[Collected data entries]
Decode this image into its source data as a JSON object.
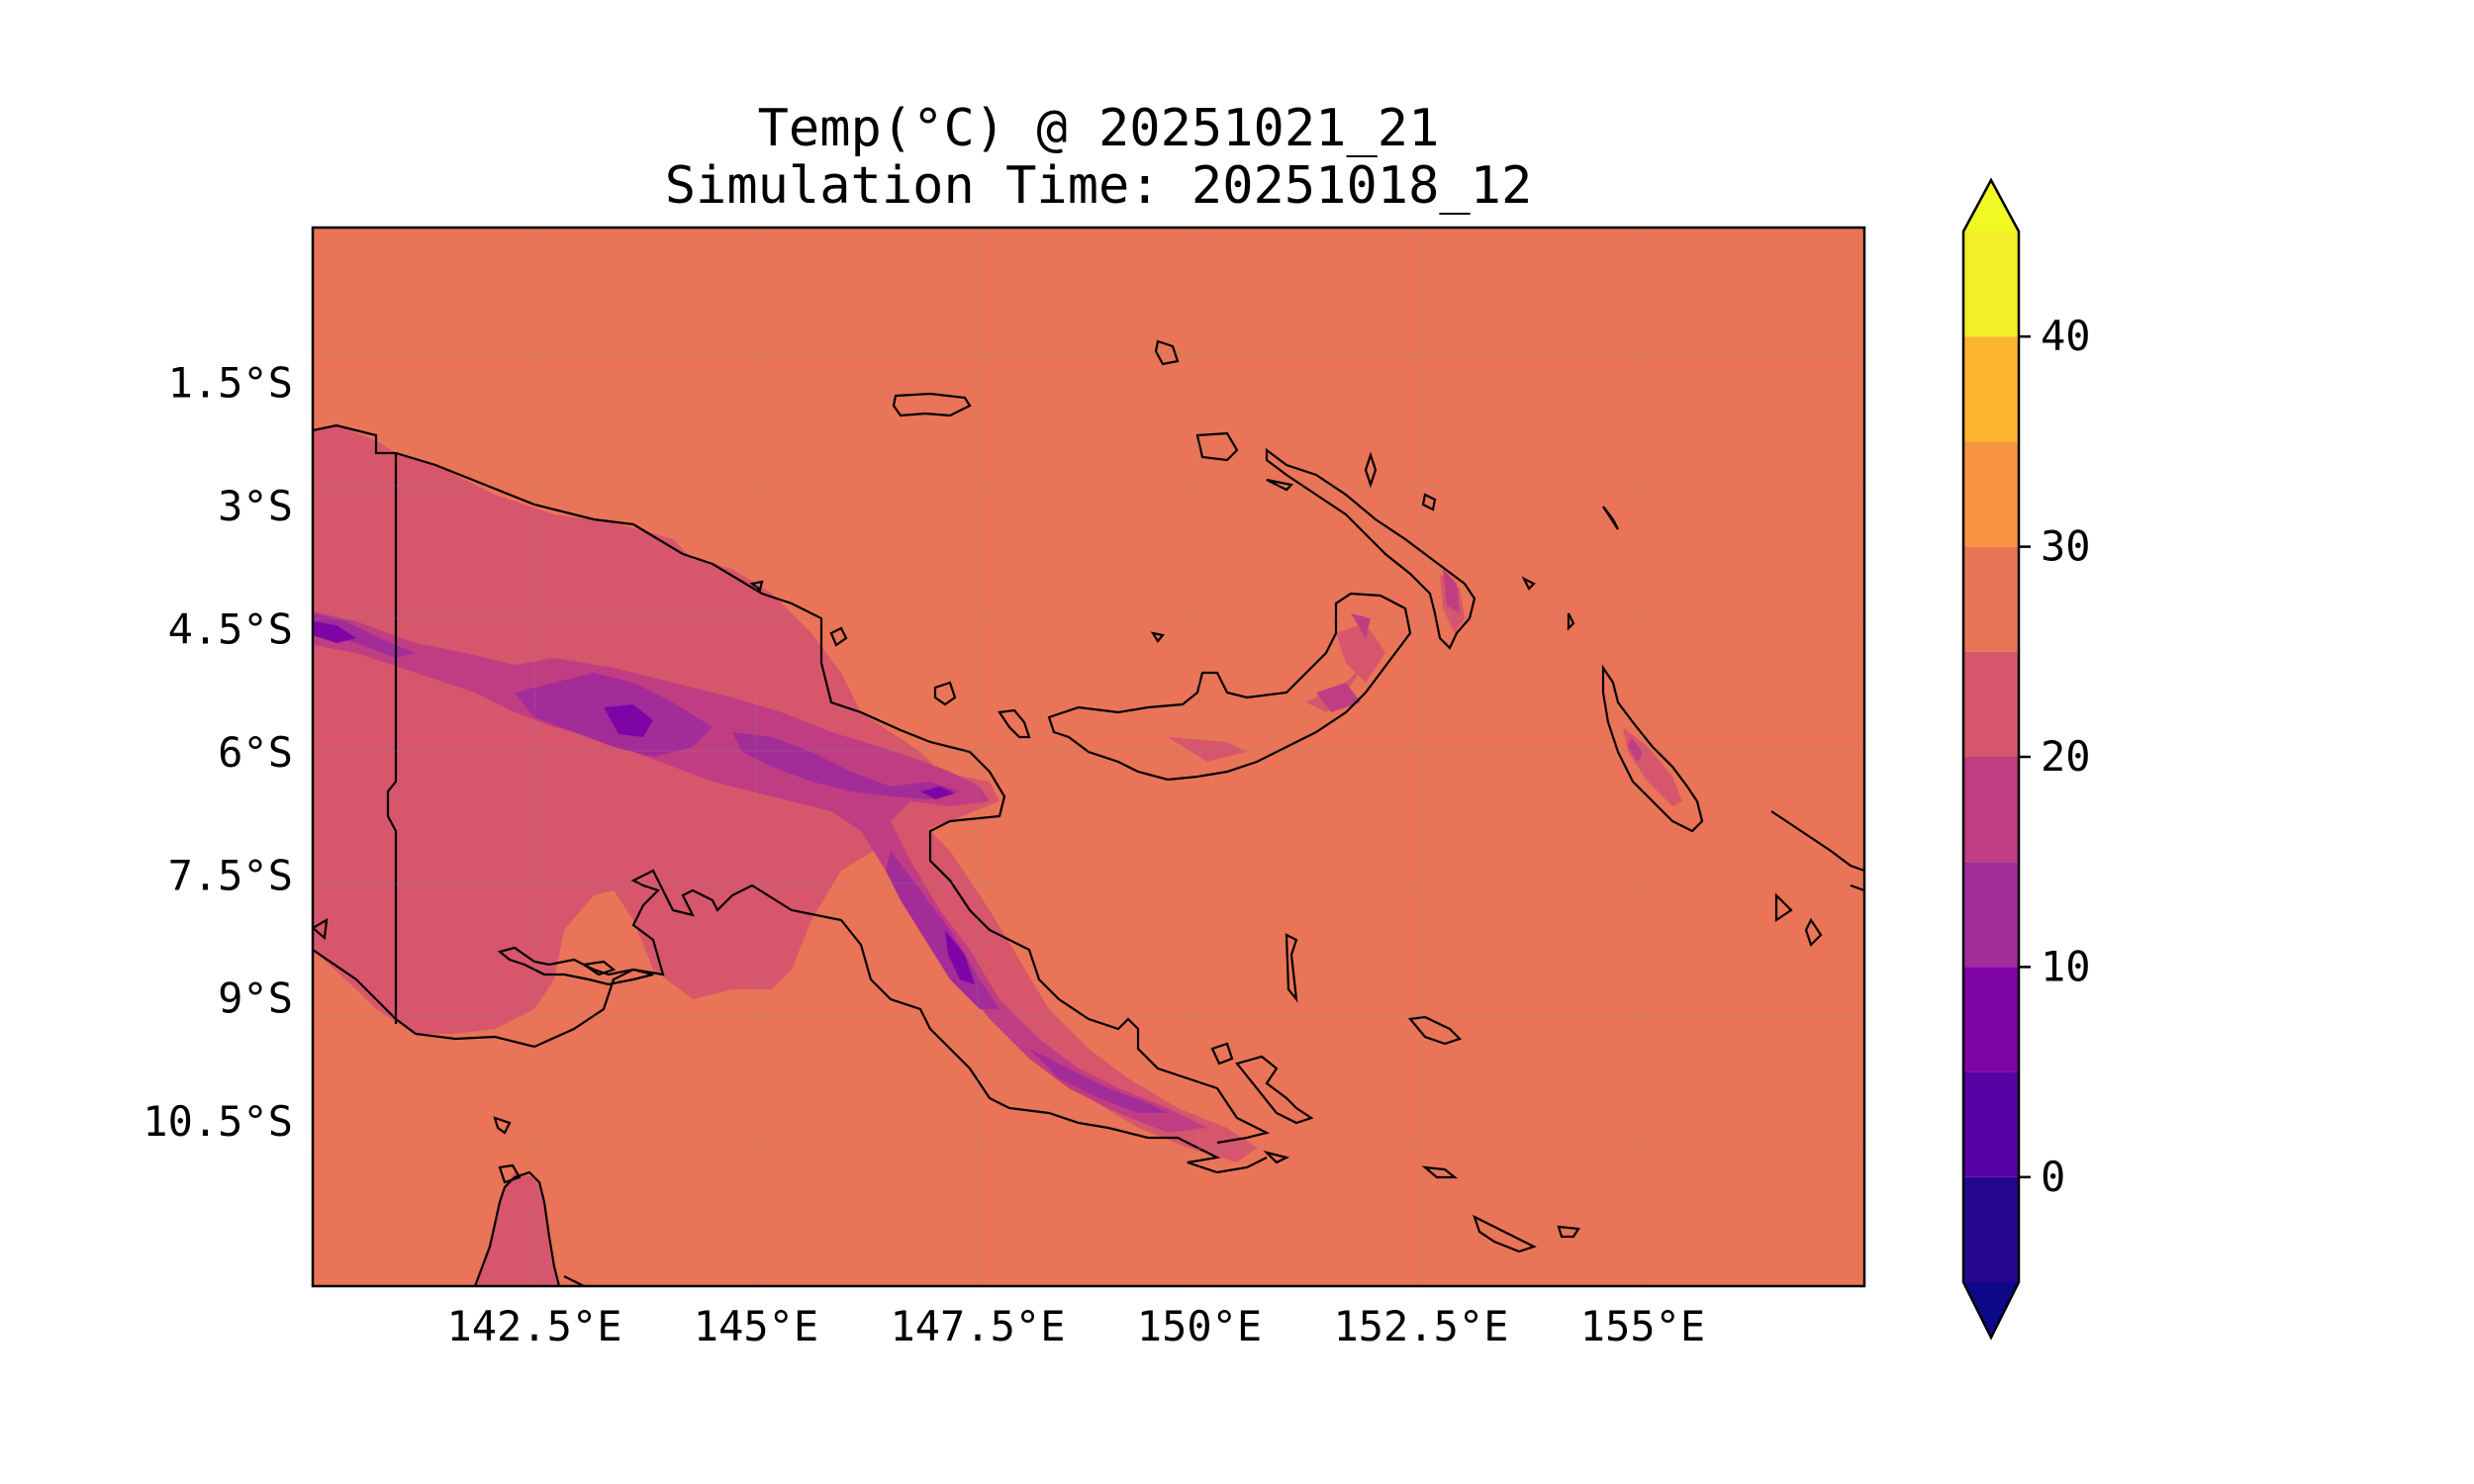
{
  "title": {
    "line1": "Temp(°C) @ 20251021_21",
    "line2": "Simulation Time: 20251018_12"
  },
  "map": {
    "extent_lon": [
      140.0,
      157.5
    ],
    "extent_lat": [
      -12.5,
      0.4
    ],
    "background_level_color": "#ea7457",
    "coastline_color": "#000000",
    "x_ticks": [
      {
        "value": 142.5,
        "label": "142.5°E"
      },
      {
        "value": 145.0,
        "label": "145°E"
      },
      {
        "value": 147.5,
        "label": "147.5°E"
      },
      {
        "value": 150.0,
        "label": "150°E"
      },
      {
        "value": 152.5,
        "label": "152.5°E"
      },
      {
        "value": 155.0,
        "label": "155°E"
      }
    ],
    "y_ticks": [
      {
        "value": -1.5,
        "label": "1.5°S"
      },
      {
        "value": -3.0,
        "label": "3°S"
      },
      {
        "value": -4.5,
        "label": "4.5°S"
      },
      {
        "value": -6.0,
        "label": "6°S"
      },
      {
        "value": -7.5,
        "label": "7.5°S"
      },
      {
        "value": -9.0,
        "label": "9°S"
      },
      {
        "value": -10.5,
        "label": "10.5°S"
      }
    ]
  },
  "colorbar": {
    "levels": [
      -5,
      0,
      5,
      10,
      15,
      20,
      25,
      30,
      35,
      40,
      45
    ],
    "colors": [
      "#25068f",
      "#5602a4",
      "#7f04a8",
      "#a22c98",
      "#c13d83",
      "#d7566c",
      "#ea7457",
      "#f89440",
      "#fdb430",
      "#f3ee26"
    ],
    "under_color": "#0d0887",
    "over_color": "#f0f921",
    "tick_values": [
      0,
      10,
      20,
      30,
      40
    ],
    "tick_labels": [
      "0",
      "10",
      "20",
      "30",
      "40"
    ]
  }
}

§ Problem details
Nothing in the entries above should change when they are printed again, except that the pictures are dropped.

§ Answer to this exercise
Decode this image into its source data as a JSON object.
{
  "title": {
    "line1": "Temp(°C) @ 20251021_21",
    "line2": "Simulation Time: 20251018_12"
  },
  "map": {
    "extent_lon": [
      140.0,
      157.5
    ],
    "extent_lat": [
      -12.5,
      0.4
    ],
    "background_level_color": "#ea7457",
    "coastline_color": "#000000",
    "x_ticks": [
      {
        "value": 142.5,
        "label": "142.5°E"
      },
      {
        "value": 145.0,
        "label": "145°E"
      },
      {
        "value": 147.5,
        "label": "147.5°E"
      },
      {
        "value": 150.0,
        "label": "150°E"
      },
      {
        "value": 152.5,
        "label": "152.5°E"
      },
      {
        "value": 155.0,
        "label": "155°E"
      }
    ],
    "y_ticks": [
      {
        "value": -1.5,
        "label": "1.5°S"
      },
      {
        "value": -3.0,
        "label": "3°S"
      },
      {
        "value": -4.5,
        "label": "4.5°S"
      },
      {
        "value": -6.0,
        "label": "6°S"
      },
      {
        "value": -7.5,
        "label": "7.5°S"
      },
      {
        "value": -9.0,
        "label": "9°S"
      },
      {
        "value": -10.5,
        "label": "10.5°S"
      }
    ]
  },
  "colorbar": {
    "levels": [
      -5,
      0,
      5,
      10,
      15,
      20,
      25,
      30,
      35,
      40,
      45
    ],
    "colors": [
      "#25068f",
      "#5602a4",
      "#7f04a8",
      "#a22c98",
      "#c13d83",
      "#d7566c",
      "#ea7457",
      "#f89440",
      "#fdb430",
      "#f3ee26"
    ],
    "under_color": "#0d0887",
    "over_color": "#f0f921",
    "tick_values": [
      0,
      10,
      20,
      30,
      40
    ],
    "tick_labels": [
      "0",
      "10",
      "20",
      "30",
      "40"
    ]
  }
}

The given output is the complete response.